> _WHAT IS REQUIRED_:
Whenever a line contains the string "Arena", copy it out of the entries.

> _SUPPLIED MATERIAL_:
····················
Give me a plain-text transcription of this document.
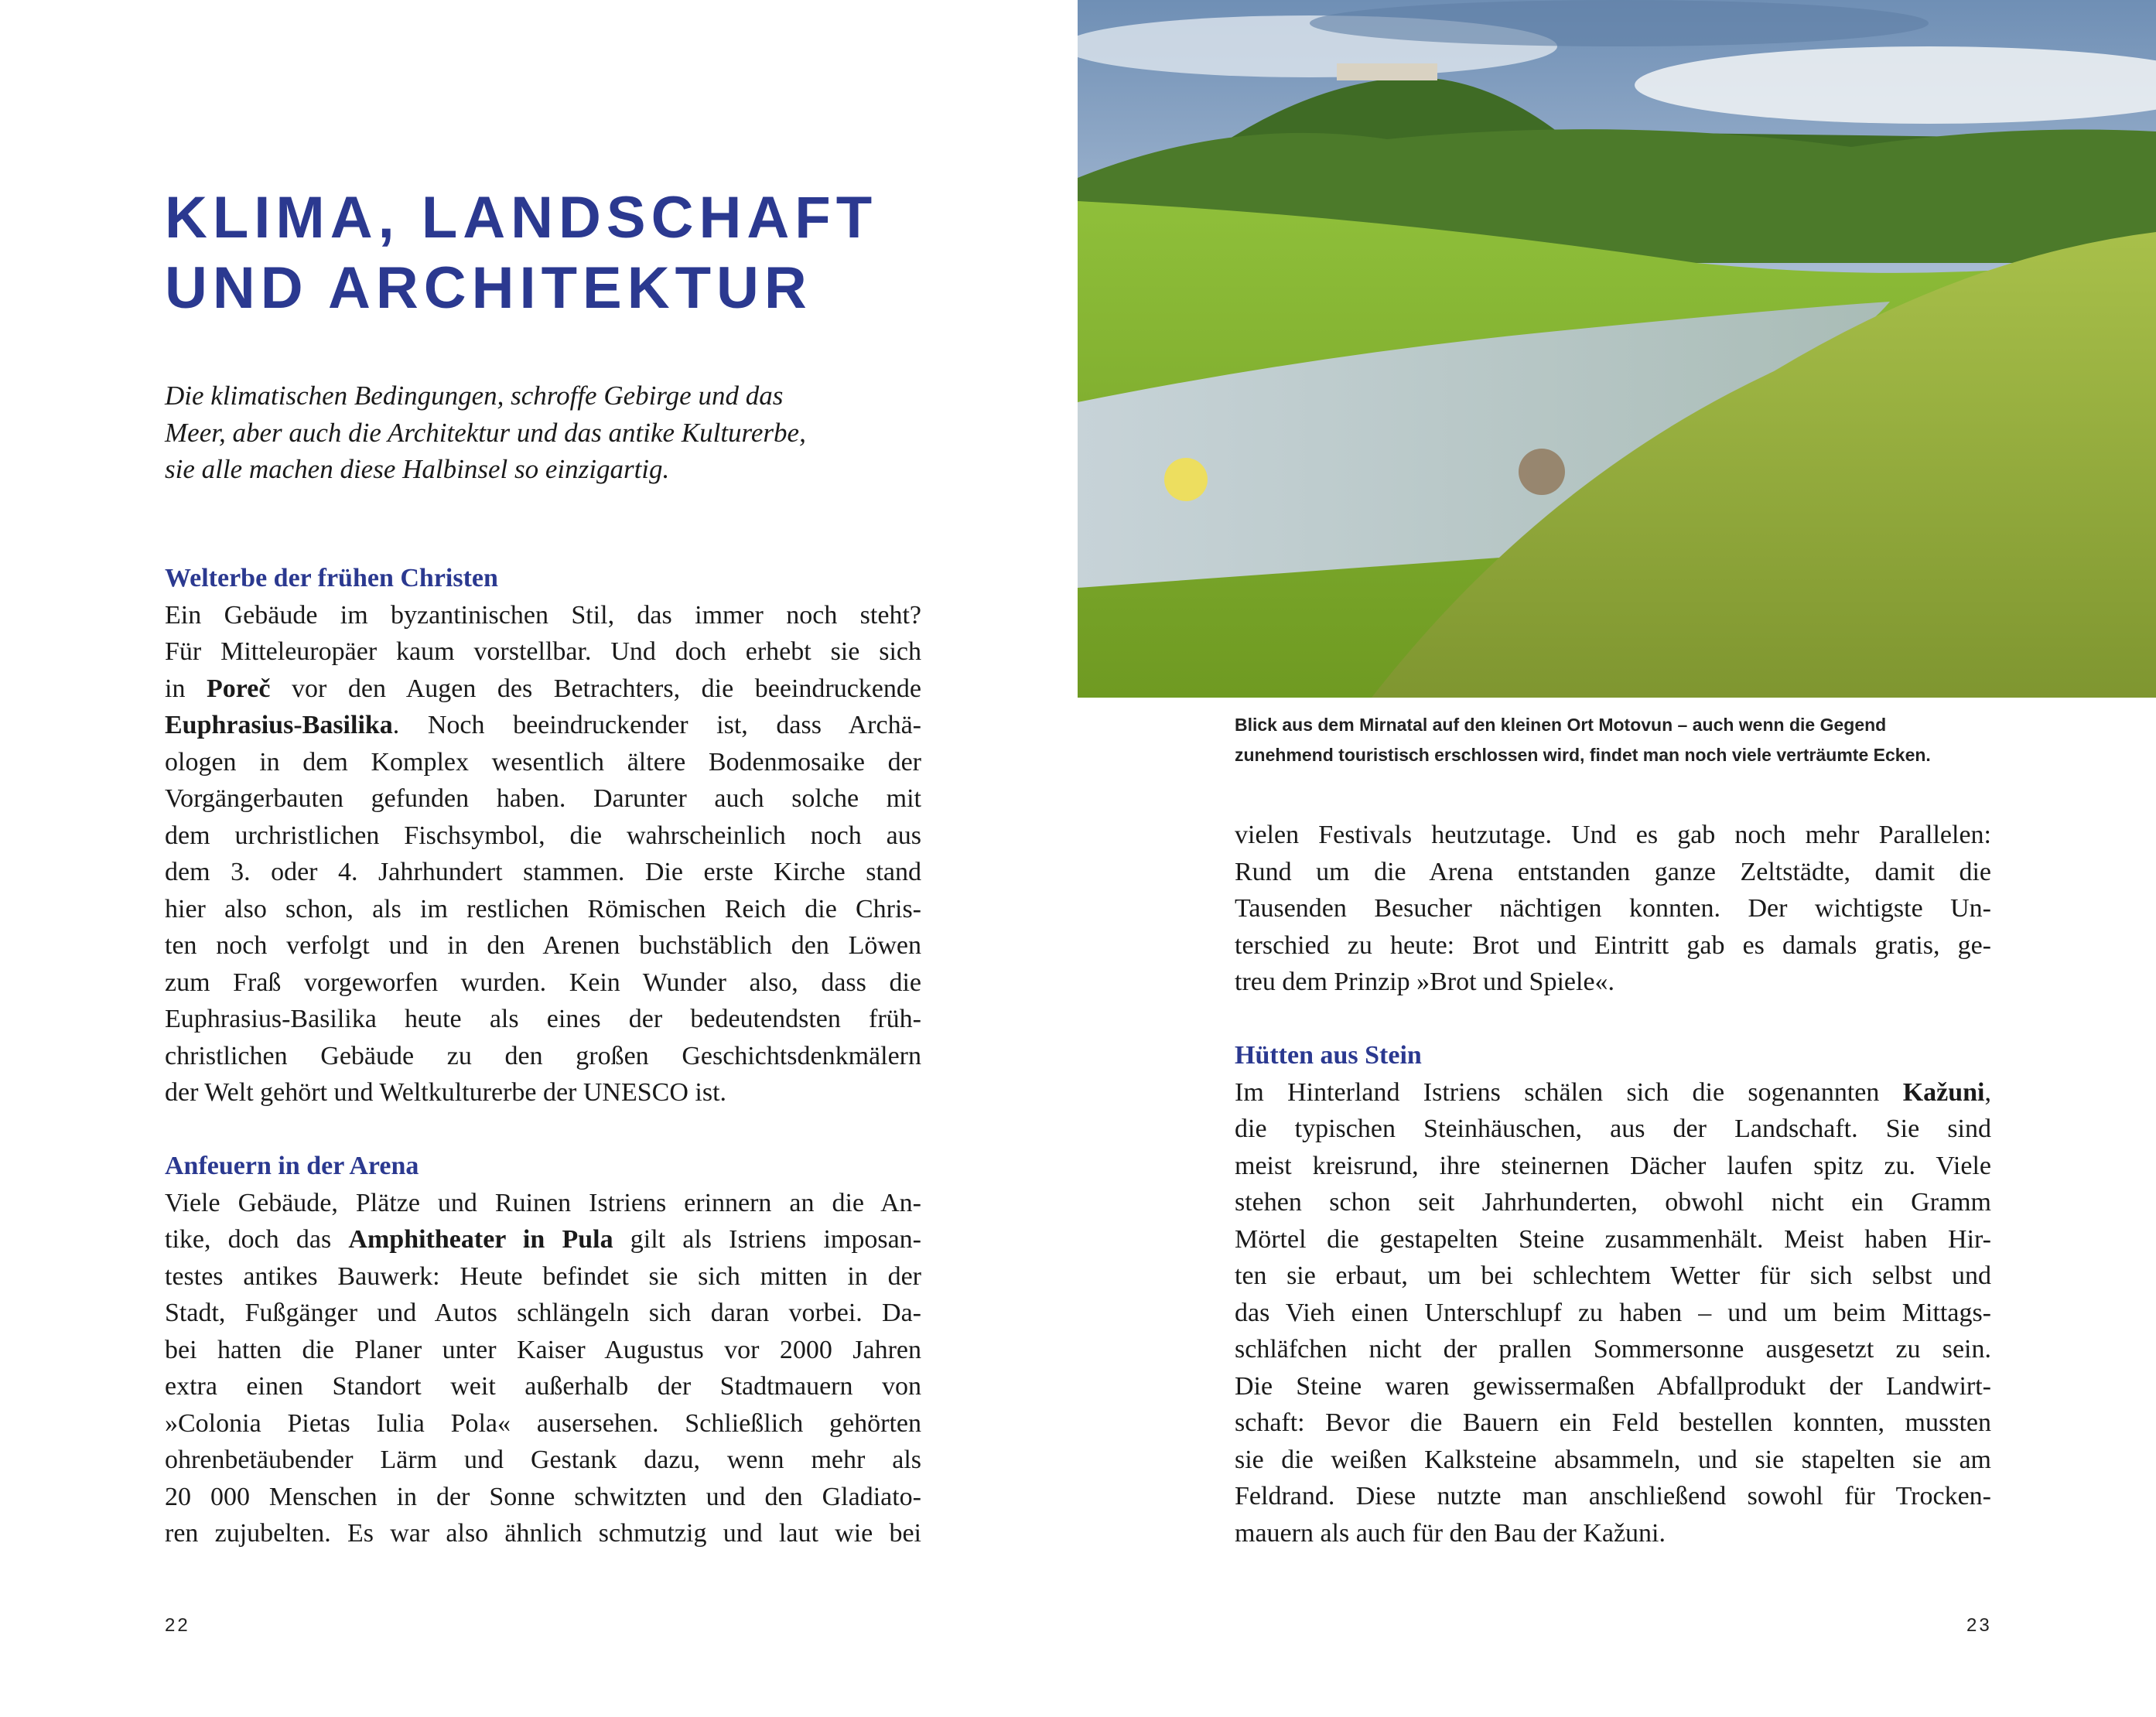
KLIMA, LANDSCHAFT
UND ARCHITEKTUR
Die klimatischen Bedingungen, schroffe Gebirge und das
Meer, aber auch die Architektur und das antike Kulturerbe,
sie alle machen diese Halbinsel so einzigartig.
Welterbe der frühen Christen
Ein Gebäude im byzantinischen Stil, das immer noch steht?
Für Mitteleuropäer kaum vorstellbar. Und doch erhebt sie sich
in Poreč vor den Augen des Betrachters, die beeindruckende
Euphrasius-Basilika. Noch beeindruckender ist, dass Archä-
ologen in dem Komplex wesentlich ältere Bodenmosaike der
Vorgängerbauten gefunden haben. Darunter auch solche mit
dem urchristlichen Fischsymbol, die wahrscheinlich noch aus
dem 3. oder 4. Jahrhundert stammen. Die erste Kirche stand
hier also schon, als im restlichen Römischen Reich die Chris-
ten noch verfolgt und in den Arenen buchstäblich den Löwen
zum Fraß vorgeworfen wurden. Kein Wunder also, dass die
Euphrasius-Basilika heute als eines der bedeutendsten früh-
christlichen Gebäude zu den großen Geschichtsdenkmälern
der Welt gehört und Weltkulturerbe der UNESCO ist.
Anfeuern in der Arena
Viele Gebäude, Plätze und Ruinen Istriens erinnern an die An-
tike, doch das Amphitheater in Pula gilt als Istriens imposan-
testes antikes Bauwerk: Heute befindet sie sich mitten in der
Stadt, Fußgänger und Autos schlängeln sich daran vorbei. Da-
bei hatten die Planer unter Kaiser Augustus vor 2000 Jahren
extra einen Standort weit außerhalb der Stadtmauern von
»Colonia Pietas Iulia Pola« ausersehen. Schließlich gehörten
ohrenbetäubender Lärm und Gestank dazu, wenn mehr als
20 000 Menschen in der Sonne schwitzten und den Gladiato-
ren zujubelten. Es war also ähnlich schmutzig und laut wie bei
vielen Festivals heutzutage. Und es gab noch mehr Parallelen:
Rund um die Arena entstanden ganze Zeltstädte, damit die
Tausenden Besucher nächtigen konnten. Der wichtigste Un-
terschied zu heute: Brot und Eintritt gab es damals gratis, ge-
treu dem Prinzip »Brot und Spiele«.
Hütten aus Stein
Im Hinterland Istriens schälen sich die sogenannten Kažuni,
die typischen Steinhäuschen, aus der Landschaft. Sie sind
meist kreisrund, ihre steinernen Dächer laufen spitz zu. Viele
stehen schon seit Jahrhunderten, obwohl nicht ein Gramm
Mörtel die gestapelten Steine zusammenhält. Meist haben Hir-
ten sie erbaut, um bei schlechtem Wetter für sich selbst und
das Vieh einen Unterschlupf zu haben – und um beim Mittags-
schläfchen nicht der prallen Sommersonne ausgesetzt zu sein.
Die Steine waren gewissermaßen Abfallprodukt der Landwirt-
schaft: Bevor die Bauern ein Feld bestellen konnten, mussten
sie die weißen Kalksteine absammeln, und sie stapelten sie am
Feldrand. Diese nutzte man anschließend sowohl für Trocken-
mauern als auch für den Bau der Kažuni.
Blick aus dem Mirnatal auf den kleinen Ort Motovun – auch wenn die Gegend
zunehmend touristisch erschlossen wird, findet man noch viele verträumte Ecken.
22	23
····················
> _THE RESPONSE_:
Anfeuern in der Arena
Rund um die Arena entstanden ganze Zeltstädte, damit die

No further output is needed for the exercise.